EXERCISE OBJECTIVE:
Return each line of the data below exactly, omitting any pictures.

[begin EXTRACTED ENTRIES]

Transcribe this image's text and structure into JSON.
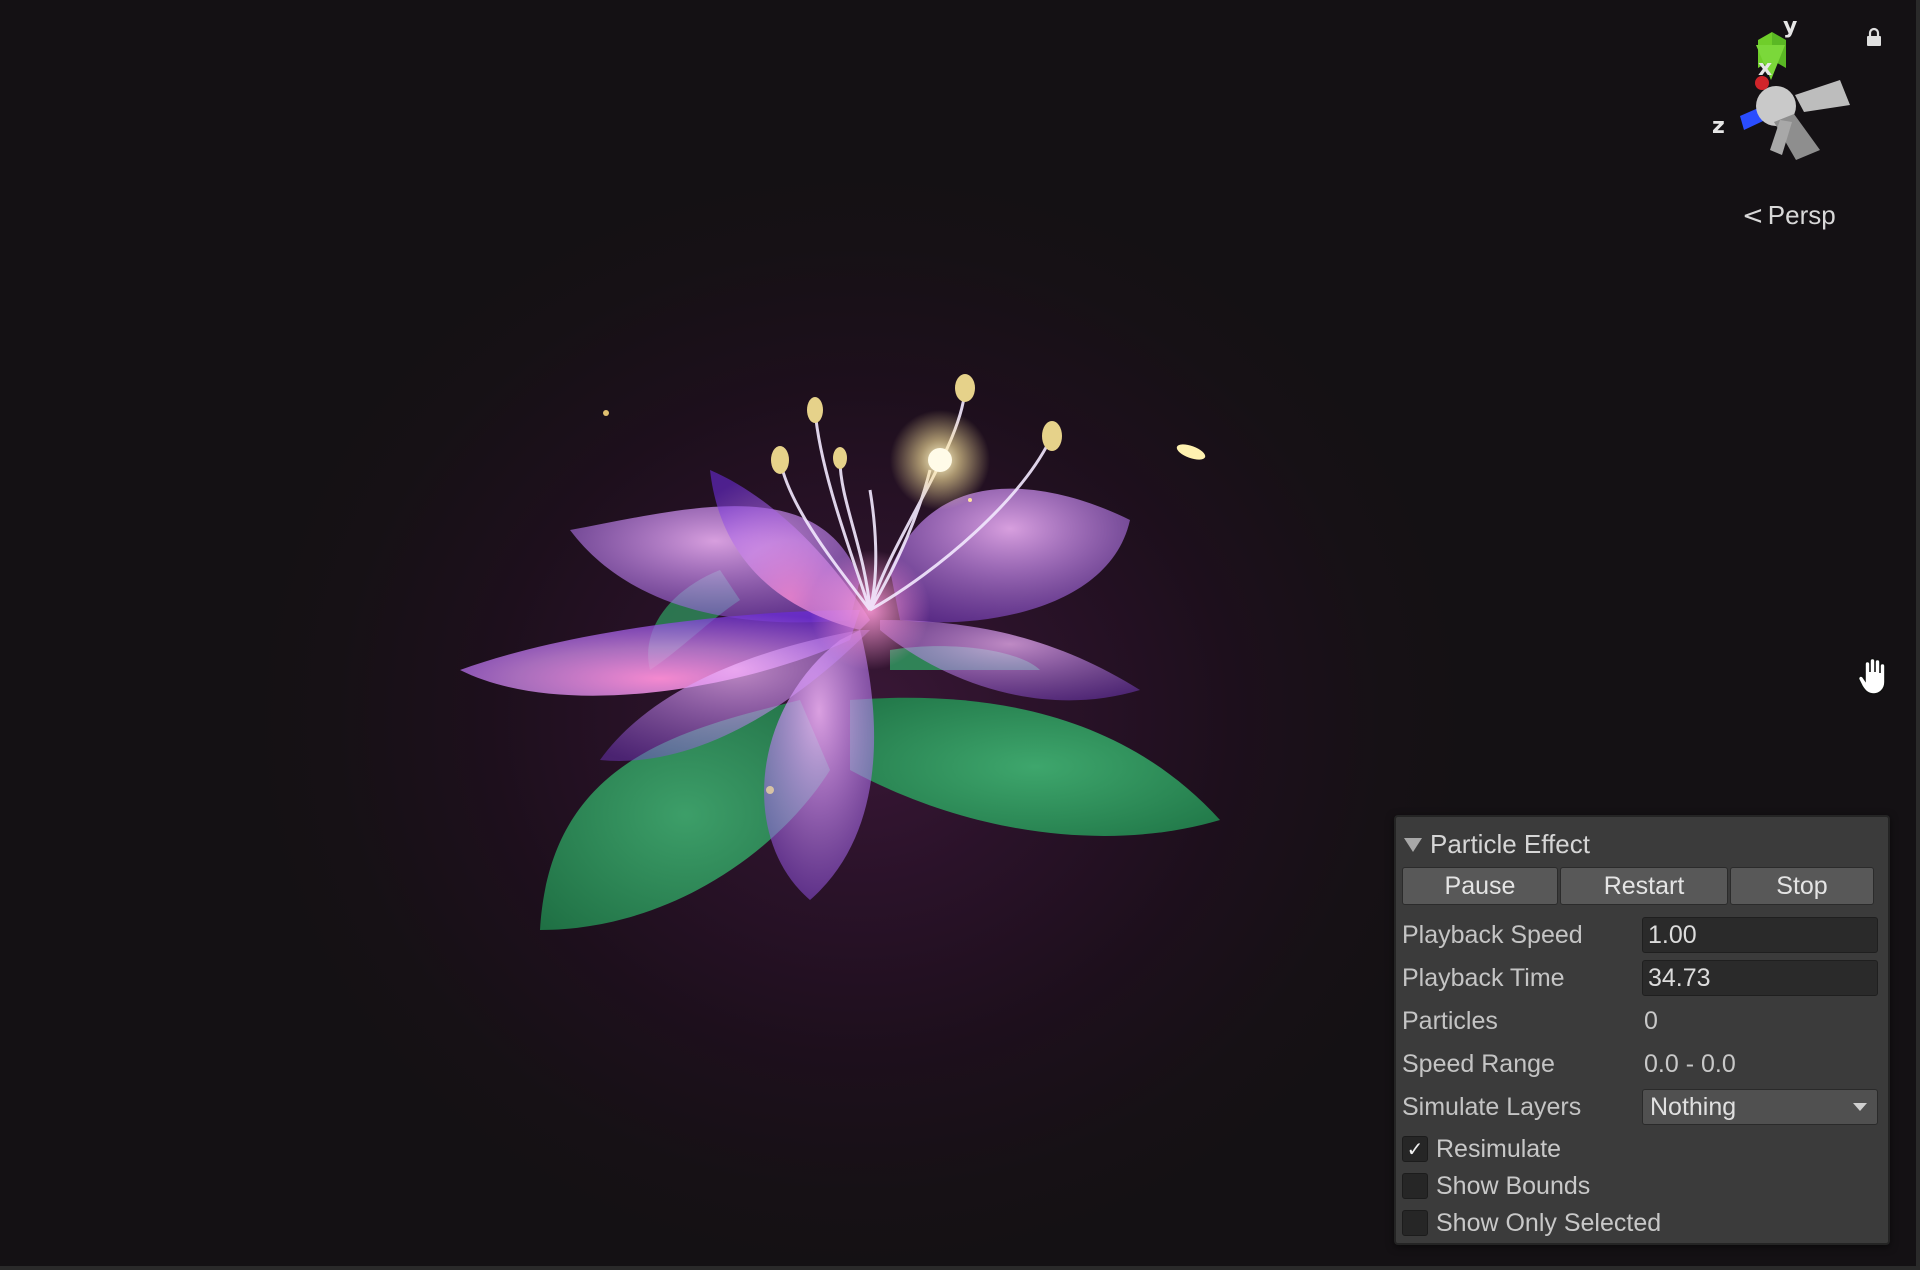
{
  "viewport": {
    "projection_label": "Persp",
    "axes": {
      "x": "x",
      "y": "y",
      "z": "z"
    },
    "colors": {
      "x_axis": "#d0242a",
      "y_axis": "#6fce2a",
      "z_axis": "#2a4dff",
      "background": "#141014"
    },
    "icons": [
      "lock-icon",
      "hand-icon",
      "chevron-left-icon"
    ]
  },
  "particle_panel": {
    "title": "Particle Effect",
    "buttons": {
      "pause": "Pause",
      "restart": "Restart",
      "stop": "Stop"
    },
    "fields": {
      "playback_speed": {
        "label": "Playback Speed",
        "value": "1.00"
      },
      "playback_time": {
        "label": "Playback Time",
        "value": "34.73"
      },
      "particles": {
        "label": "Particles",
        "value": "0"
      },
      "speed_range": {
        "label": "Speed Range",
        "value": "0.0 - 0.0"
      },
      "simulate_layers": {
        "label": "Simulate Layers",
        "value": "Nothing"
      }
    },
    "checkboxes": {
      "resimulate": {
        "label": "Resimulate",
        "checked": true,
        "mark": "✓"
      },
      "show_bounds": {
        "label": "Show Bounds",
        "checked": false
      },
      "show_only_selected": {
        "label": "Show Only Selected",
        "checked": false
      }
    }
  }
}
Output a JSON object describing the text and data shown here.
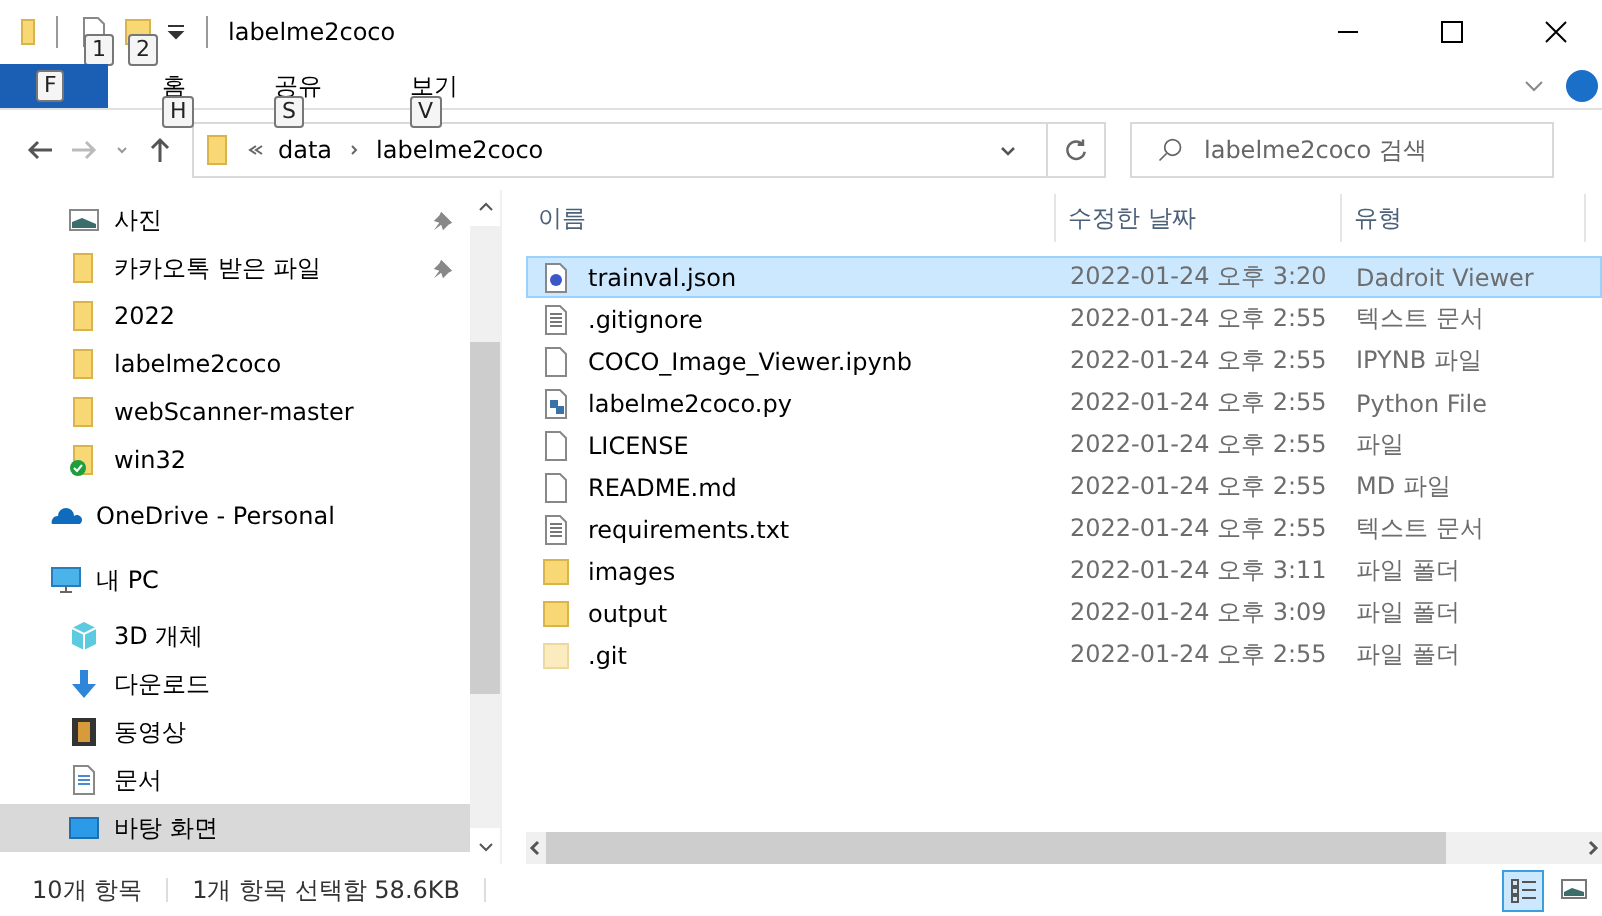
{
  "window": {
    "title": "labelme2coco",
    "quick_access_tips": [
      "1",
      "2"
    ]
  },
  "ribbon": {
    "tabs": [
      {
        "key_tip": "F",
        "selected": true
      },
      {
        "label": "홈",
        "key_tip": "H",
        "selected": false
      },
      {
        "label": "공유",
        "key_tip": "S",
        "selected": false
      },
      {
        "label": "보기",
        "key_tip": "V",
        "selected": false
      }
    ]
  },
  "address": {
    "path": [
      "data",
      "labelme2coco"
    ]
  },
  "search": {
    "placeholder": "labelme2coco 검색"
  },
  "sidebar": {
    "items": [
      {
        "label": "사진",
        "kind": "photo",
        "pinned": true,
        "selected": false
      },
      {
        "label": "카카오톡 받은 파일",
        "kind": "folder",
        "pinned": true,
        "selected": false
      },
      {
        "label": "2022",
        "kind": "folder",
        "pinned": false,
        "selected": false
      },
      {
        "label": "labelme2coco",
        "kind": "folder",
        "pinned": false,
        "selected": false
      },
      {
        "label": "webScanner-master",
        "kind": "folder",
        "pinned": false,
        "selected": false
      },
      {
        "label": "win32",
        "kind": "synced",
        "pinned": false,
        "selected": false
      },
      {
        "label": "OneDrive - Personal",
        "kind": "cloud",
        "pinned": false,
        "selected": false
      },
      {
        "label": "내 PC",
        "kind": "pc",
        "pinned": false,
        "selected": false,
        "children": [
          {
            "label": "3D 개체",
            "kind": "cube",
            "pinned": false,
            "selected": false
          },
          {
            "label": "다운로드",
            "kind": "download",
            "pinned": false,
            "selected": false
          },
          {
            "label": "동영상",
            "kind": "video",
            "pinned": false,
            "selected": false
          },
          {
            "label": "문서",
            "kind": "doc",
            "pinned": false,
            "selected": false
          },
          {
            "label": "바탕 화면",
            "kind": "desktop",
            "pinned": false,
            "selected": true
          }
        ]
      }
    ]
  },
  "table": {
    "columns": [
      "이름",
      "수정한 날짜",
      "유형"
    ],
    "rows": [
      {
        "name": "trainval.json",
        "date": "2022-01-24 오후 3:20",
        "type": "Dadroit Viewer",
        "kind": "json",
        "selected": true
      },
      {
        "name": ".gitignore",
        "date": "2022-01-24 오후 2:55",
        "type": "텍스트 문서",
        "kind": "text",
        "selected": false
      },
      {
        "name": "COCO_Image_Viewer.ipynb",
        "date": "2022-01-24 오후 2:55",
        "type": "IPYNB 파일",
        "kind": "blank",
        "selected": false
      },
      {
        "name": "labelme2coco.py",
        "date": "2022-01-24 오후 2:55",
        "type": "Python File",
        "kind": "python",
        "selected": false
      },
      {
        "name": "LICENSE",
        "date": "2022-01-24 오후 2:55",
        "type": "파일",
        "kind": "blank",
        "selected": false
      },
      {
        "name": "README.md",
        "date": "2022-01-24 오후 2:55",
        "type": "MD 파일",
        "kind": "blank",
        "selected": false
      },
      {
        "name": "requirements.txt",
        "date": "2022-01-24 오후 2:55",
        "type": "텍스트 문서",
        "kind": "text",
        "selected": false
      },
      {
        "name": "images",
        "date": "2022-01-24 오후 3:11",
        "type": "파일 폴더",
        "kind": "folder",
        "selected": false
      },
      {
        "name": "output",
        "date": "2022-01-24 오후 3:09",
        "type": "파일 폴더",
        "kind": "folder",
        "selected": false
      },
      {
        "name": ".git",
        "date": "2022-01-24 오후 2:55",
        "type": "파일 폴더",
        "kind": "hidden_folder",
        "selected": false
      }
    ]
  },
  "status_bar": {
    "count": "10개 항목",
    "selection": "1개 항목 선택함 58.6KB"
  }
}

[end EXTRACTED ENTRIES]

RESULT OF THIS EXERCISE:
Transcribe this image's text and structure into JSON.
{
  "viewport": {
    "projection_label": "Persp",
    "axes": {
      "x": "x",
      "y": "y",
      "z": "z"
    },
    "colors": {
      "x_axis": "#d0242a",
      "y_axis": "#6fce2a",
      "z_axis": "#2a4dff",
      "background": "#141014"
    },
    "icons": [
      "lock-icon",
      "hand-icon",
      "chevron-left-icon"
    ]
  },
  "particle_panel": {
    "title": "Particle Effect",
    "buttons": {
      "pause": "Pause",
      "restart": "Restart",
      "stop": "Stop"
    },
    "fields": {
      "playback_speed": {
        "label": "Playback Speed",
        "value": "1.00"
      },
      "playback_time": {
        "label": "Playback Time",
        "value": "34.73"
      },
      "particles": {
        "label": "Particles",
        "value": "0"
      },
      "speed_range": {
        "label": "Speed Range",
        "value": "0.0 - 0.0"
      },
      "simulate_layers": {
        "label": "Simulate Layers",
        "value": "Nothing"
      }
    },
    "checkboxes": {
      "resimulate": {
        "label": "Resimulate",
        "checked": true,
        "mark": "✓"
      },
      "show_bounds": {
        "label": "Show Bounds",
        "checked": false
      },
      "show_only_selected": {
        "label": "Show Only Selected",
        "checked": false
      }
    }
  }
}
Output a JSON object describing the text and data shown here.
{
  "window": {
    "title": "labelme2coco",
    "quick_access_tips": [
      "1",
      "2"
    ]
  },
  "ribbon": {
    "tabs": [
      {
        "key_tip": "F",
        "selected": true
      },
      {
        "label": "홈",
        "key_tip": "H",
        "selected": false
      },
      {
        "label": "공유",
        "key_tip": "S",
        "selected": false
      },
      {
        "label": "보기",
        "key_tip": "V",
        "selected": false
      }
    ]
  },
  "address": {
    "path": [
      "data",
      "labelme2coco"
    ]
  },
  "search": {
    "placeholder": "labelme2coco 검색"
  },
  "sidebar": {
    "items": [
      {
        "label": "사진",
        "kind": "photo",
        "pinned": true,
        "selected": false
      },
      {
        "label": "카카오톡 받은 파일",
        "kind": "folder",
        "pinned": true,
        "selected": false
      },
      {
        "label": "2022",
        "kind": "folder",
        "pinned": false,
        "selected": false
      },
      {
        "label": "labelme2coco",
        "kind": "folder",
        "pinned": false,
        "selected": false
      },
      {
        "label": "webScanner-master",
        "kind": "folder",
        "pinned": false,
        "selected": false
      },
      {
        "label": "win32",
        "kind": "synced",
        "pinned": false,
        "selected": false
      },
      {
        "label": "OneDrive - Personal",
        "kind": "cloud",
        "pinned": false,
        "selected": false
      },
      {
        "label": "내 PC",
        "kind": "pc",
        "pinned": false,
        "selected": false,
        "children": [
          {
            "label": "3D 개체",
            "kind": "cube",
            "pinned": false,
            "selected": false
          },
          {
            "label": "다운로드",
            "kind": "download",
            "pinned": false,
            "selected": false
          },
          {
            "label": "동영상",
            "kind": "video",
            "pinned": false,
            "selected": false
          },
          {
            "label": "문서",
            "kind": "doc",
            "pinned": false,
            "selected": false
          },
          {
            "label": "바탕 화면",
            "kind": "desktop",
            "pinned": false,
            "selected": true
          }
        ]
      }
    ]
  },
  "table": {
    "columns": [
      "이름",
      "수정한 날짜",
      "유형"
    ],
    "rows": [
      {
        "name": "trainval.json",
        "date": "2022-01-24 오후 3:20",
        "type": "Dadroit Viewer",
        "kind": "json",
        "selected": true
      },
      {
        "name": ".gitignore",
        "date": "2022-01-24 오후 2:55",
        "type": "텍스트 문서",
        "kind": "text",
        "selected": false
      },
      {
        "name": "COCO_Image_Viewer.ipynb",
        "date": "2022-01-24 오후 2:55",
        "type": "IPYNB 파일",
        "kind": "blank",
        "selected": false
      },
      {
        "name": "labelme2coco.py",
        "date": "2022-01-24 오후 2:55",
        "type": "Python File",
        "kind": "python",
        "selected": false
      },
      {
        "name": "LICENSE",
        "date": "2022-01-24 오후 2:55",
        "type": "파일",
        "kind": "blank",
        "selected": false
      },
      {
        "name": "README.md",
        "date": "2022-01-24 오후 2:55",
        "type": "MD 파일",
        "kind": "blank",
        "selected": false
      },
      {
        "name": "requirements.txt",
        "date": "2022-01-24 오후 2:55",
        "type": "텍스트 문서",
        "kind": "text",
        "selected": false
      },
      {
        "name": "images",
        "date": "2022-01-24 오후 3:11",
        "type": "파일 폴더",
        "kind": "folder",
        "selected": false
      },
      {
        "name": "output",
        "date": "2022-01-24 오후 3:09",
        "type": "파일 폴더",
        "kind": "folder",
        "selected": false
      },
      {
        "name": ".git",
        "date": "2022-01-24 오후 2:55",
        "type": "파일 폴더",
        "kind": "hidden_folder",
        "selected": false
      }
    ]
  },
  "status_bar": {
    "count": "10개 항목",
    "selection": "1개 항목 선택함 58.6KB"
  }
}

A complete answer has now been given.